* START Excerpted data *
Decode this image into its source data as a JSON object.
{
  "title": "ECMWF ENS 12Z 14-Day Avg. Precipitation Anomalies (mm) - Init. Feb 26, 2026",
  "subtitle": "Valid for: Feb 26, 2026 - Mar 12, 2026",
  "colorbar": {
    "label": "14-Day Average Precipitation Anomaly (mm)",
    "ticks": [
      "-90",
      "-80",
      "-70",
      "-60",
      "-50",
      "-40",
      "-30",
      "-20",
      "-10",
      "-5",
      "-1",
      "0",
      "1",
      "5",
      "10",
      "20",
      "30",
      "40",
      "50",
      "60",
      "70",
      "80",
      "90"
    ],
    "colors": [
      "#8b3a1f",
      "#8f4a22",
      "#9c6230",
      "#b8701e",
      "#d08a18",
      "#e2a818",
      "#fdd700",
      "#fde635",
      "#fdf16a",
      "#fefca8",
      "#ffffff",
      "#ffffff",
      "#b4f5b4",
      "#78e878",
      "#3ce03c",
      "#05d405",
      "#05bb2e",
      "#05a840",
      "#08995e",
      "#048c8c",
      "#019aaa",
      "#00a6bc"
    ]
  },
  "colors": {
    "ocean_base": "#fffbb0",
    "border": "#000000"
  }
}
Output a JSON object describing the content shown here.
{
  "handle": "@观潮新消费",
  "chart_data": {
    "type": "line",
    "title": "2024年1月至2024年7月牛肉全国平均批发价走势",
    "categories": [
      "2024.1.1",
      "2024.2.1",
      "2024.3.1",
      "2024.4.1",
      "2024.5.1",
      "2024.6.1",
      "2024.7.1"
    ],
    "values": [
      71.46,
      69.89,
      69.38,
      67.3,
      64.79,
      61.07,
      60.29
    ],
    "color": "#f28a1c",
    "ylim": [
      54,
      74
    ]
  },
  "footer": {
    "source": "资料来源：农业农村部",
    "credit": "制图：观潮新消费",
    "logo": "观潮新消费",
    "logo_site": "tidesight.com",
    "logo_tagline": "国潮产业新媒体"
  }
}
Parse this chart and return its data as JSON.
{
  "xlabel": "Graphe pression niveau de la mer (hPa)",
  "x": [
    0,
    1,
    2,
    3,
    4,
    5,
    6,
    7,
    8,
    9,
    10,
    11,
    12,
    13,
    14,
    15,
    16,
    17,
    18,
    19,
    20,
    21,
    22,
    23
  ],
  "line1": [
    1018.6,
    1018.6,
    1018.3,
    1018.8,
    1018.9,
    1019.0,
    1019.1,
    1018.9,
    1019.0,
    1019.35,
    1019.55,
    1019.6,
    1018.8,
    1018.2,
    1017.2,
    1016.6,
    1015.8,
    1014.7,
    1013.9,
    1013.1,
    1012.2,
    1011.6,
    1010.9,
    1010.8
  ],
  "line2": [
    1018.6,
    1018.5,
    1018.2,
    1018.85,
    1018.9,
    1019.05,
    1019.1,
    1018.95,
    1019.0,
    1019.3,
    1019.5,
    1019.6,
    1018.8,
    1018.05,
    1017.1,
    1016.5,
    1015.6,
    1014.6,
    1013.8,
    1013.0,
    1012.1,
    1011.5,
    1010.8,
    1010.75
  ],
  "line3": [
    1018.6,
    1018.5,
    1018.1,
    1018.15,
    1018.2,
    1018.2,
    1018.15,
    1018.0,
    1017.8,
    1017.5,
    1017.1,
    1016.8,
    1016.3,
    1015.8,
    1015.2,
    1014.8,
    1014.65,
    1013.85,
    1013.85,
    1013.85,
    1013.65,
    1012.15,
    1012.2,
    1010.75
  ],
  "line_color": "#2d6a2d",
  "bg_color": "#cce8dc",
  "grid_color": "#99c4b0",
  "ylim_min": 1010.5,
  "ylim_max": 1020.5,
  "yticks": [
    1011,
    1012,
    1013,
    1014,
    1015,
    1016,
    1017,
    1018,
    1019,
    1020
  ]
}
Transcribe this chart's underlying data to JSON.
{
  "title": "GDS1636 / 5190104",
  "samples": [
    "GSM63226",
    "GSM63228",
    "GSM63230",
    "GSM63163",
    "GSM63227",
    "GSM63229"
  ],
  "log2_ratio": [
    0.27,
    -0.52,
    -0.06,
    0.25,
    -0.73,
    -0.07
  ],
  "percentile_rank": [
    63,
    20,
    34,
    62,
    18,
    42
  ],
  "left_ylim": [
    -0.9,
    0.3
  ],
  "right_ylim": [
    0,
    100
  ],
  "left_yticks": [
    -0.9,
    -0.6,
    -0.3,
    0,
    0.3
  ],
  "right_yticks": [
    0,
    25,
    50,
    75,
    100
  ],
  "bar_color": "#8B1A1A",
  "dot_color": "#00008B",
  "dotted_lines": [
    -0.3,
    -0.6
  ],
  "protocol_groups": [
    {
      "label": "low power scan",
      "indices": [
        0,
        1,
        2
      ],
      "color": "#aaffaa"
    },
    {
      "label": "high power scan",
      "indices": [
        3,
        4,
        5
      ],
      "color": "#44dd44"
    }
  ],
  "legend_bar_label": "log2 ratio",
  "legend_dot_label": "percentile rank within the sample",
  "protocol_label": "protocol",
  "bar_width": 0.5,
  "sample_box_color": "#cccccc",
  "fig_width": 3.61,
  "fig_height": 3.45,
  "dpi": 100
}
* END Excerpted data *
Directions for this task ::
Extract each entry in full and write it down exactly.

Response to this task ::
Decode this image into its source data as a JSON object.
{
  "title": "ECMWF ENS 12Z 14-Day Avg. Precipitation Anomalies (mm) - Init. Feb 26, 2026",
  "subtitle": "Valid for: Feb 26, 2026 - Mar 12, 2026",
  "colorbar": {
    "label": "14-Day Average Precipitation Anomaly (mm)",
    "ticks": [
      "-90",
      "-80",
      "-70",
      "-60",
      "-50",
      "-40",
      "-30",
      "-20",
      "-10",
      "-5",
      "-1",
      "0",
      "1",
      "5",
      "10",
      "20",
      "30",
      "40",
      "50",
      "60",
      "70",
      "80",
      "90"
    ],
    "colors": [
      "#8b3a1f",
      "#8f4a22",
      "#9c6230",
      "#b8701e",
      "#d08a18",
      "#e2a818",
      "#fdd700",
      "#fde635",
      "#fdf16a",
      "#fefca8",
      "#ffffff",
      "#ffffff",
      "#b4f5b4",
      "#78e878",
      "#3ce03c",
      "#05d405",
      "#05bb2e",
      "#05a840",
      "#08995e",
      "#048c8c",
      "#019aaa",
      "#00a6bc"
    ]
  },
  "colors": {
    "ocean_base": "#fffbb0",
    "border": "#000000"
  }
}
Output a JSON object describing the content shown here.
{
  "handle": "@观潮新消费",
  "chart_data": {
    "type": "line",
    "title": "2024年1月至2024年7月牛肉全国平均批发价走势",
    "categories": [
      "2024.1.1",
      "2024.2.1",
      "2024.3.1",
      "2024.4.1",
      "2024.5.1",
      "2024.6.1",
      "2024.7.1"
    ],
    "values": [
      71.46,
      69.89,
      69.38,
      67.3,
      64.79,
      61.07,
      60.29
    ],
    "color": "#f28a1c",
    "ylim": [
      54,
      74
    ]
  },
  "footer": {
    "source": "资料来源：农业农村部",
    "credit": "制图：观潮新消费",
    "logo": "观潮新消费",
    "logo_site": "tidesight.com",
    "logo_tagline": "国潮产业新媒体"
  }
}
Parse this chart and return its data as JSON.
{
  "xlabel": "Graphe pression niveau de la mer (hPa)",
  "x": [
    0,
    1,
    2,
    3,
    4,
    5,
    6,
    7,
    8,
    9,
    10,
    11,
    12,
    13,
    14,
    15,
    16,
    17,
    18,
    19,
    20,
    21,
    22,
    23
  ],
  "line1": [
    1018.6,
    1018.6,
    1018.3,
    1018.8,
    1018.9,
    1019.0,
    1019.1,
    1018.9,
    1019.0,
    1019.35,
    1019.55,
    1019.6,
    1018.8,
    1018.2,
    1017.2,
    1016.6,
    1015.8,
    1014.7,
    1013.9,
    1013.1,
    1012.2,
    1011.6,
    1010.9,
    1010.8
  ],
  "line2": [
    1018.6,
    1018.5,
    1018.2,
    1018.85,
    1018.9,
    1019.05,
    1019.1,
    1018.95,
    1019.0,
    1019.3,
    1019.5,
    1019.6,
    1018.8,
    1018.05,
    1017.1,
    1016.5,
    1015.6,
    1014.6,
    1013.8,
    1013.0,
    1012.1,
    1011.5,
    1010.8,
    1010.75
  ],
  "line3": [
    1018.6,
    1018.5,
    1018.1,
    1018.15,
    1018.2,
    1018.2,
    1018.15,
    1018.0,
    1017.8,
    1017.5,
    1017.1,
    1016.8,
    1016.3,
    1015.8,
    1015.2,
    1014.8,
    1014.65,
    1013.85,
    1013.85,
    1013.85,
    1013.65,
    1012.15,
    1012.2,
    1010.75
  ],
  "line_color": "#2d6a2d",
  "bg_color": "#cce8dc",
  "grid_color": "#99c4b0",
  "ylim_min": 1010.5,
  "ylim_max": 1020.5,
  "yticks": [
    1011,
    1012,
    1013,
    1014,
    1015,
    1016,
    1017,
    1018,
    1019,
    1020
  ]
}
Transcribe this chart's underlying data to JSON.
{
  "title": "GDS1636 / 5190104",
  "samples": [
    "GSM63226",
    "GSM63228",
    "GSM63230",
    "GSM63163",
    "GSM63227",
    "GSM63229"
  ],
  "log2_ratio": [
    0.27,
    -0.52,
    -0.06,
    0.25,
    -0.73,
    -0.07
  ],
  "percentile_rank": [
    63,
    20,
    34,
    62,
    18,
    42
  ],
  "left_ylim": [
    -0.9,
    0.3
  ],
  "right_ylim": [
    0,
    100
  ],
  "left_yticks": [
    -0.9,
    -0.6,
    -0.3,
    0,
    0.3
  ],
  "right_yticks": [
    0,
    25,
    50,
    75,
    100
  ],
  "bar_color": "#8B1A1A",
  "dot_color": "#00008B",
  "dotted_lines": [
    -0.3,
    -0.6
  ],
  "protocol_groups": [
    {
      "label": "low power scan",
      "indices": [
        0,
        1,
        2
      ],
      "color": "#aaffaa"
    },
    {
      "label": "high power scan",
      "indices": [
        3,
        4,
        5
      ],
      "color": "#44dd44"
    }
  ],
  "legend_bar_label": "log2 ratio",
  "legend_dot_label": "percentile rank within the sample",
  "protocol_label": "protocol",
  "bar_width": 0.5,
  "sample_box_color": "#cccccc",
  "fig_width": 3.61,
  "fig_height": 3.45,
  "dpi": 100
}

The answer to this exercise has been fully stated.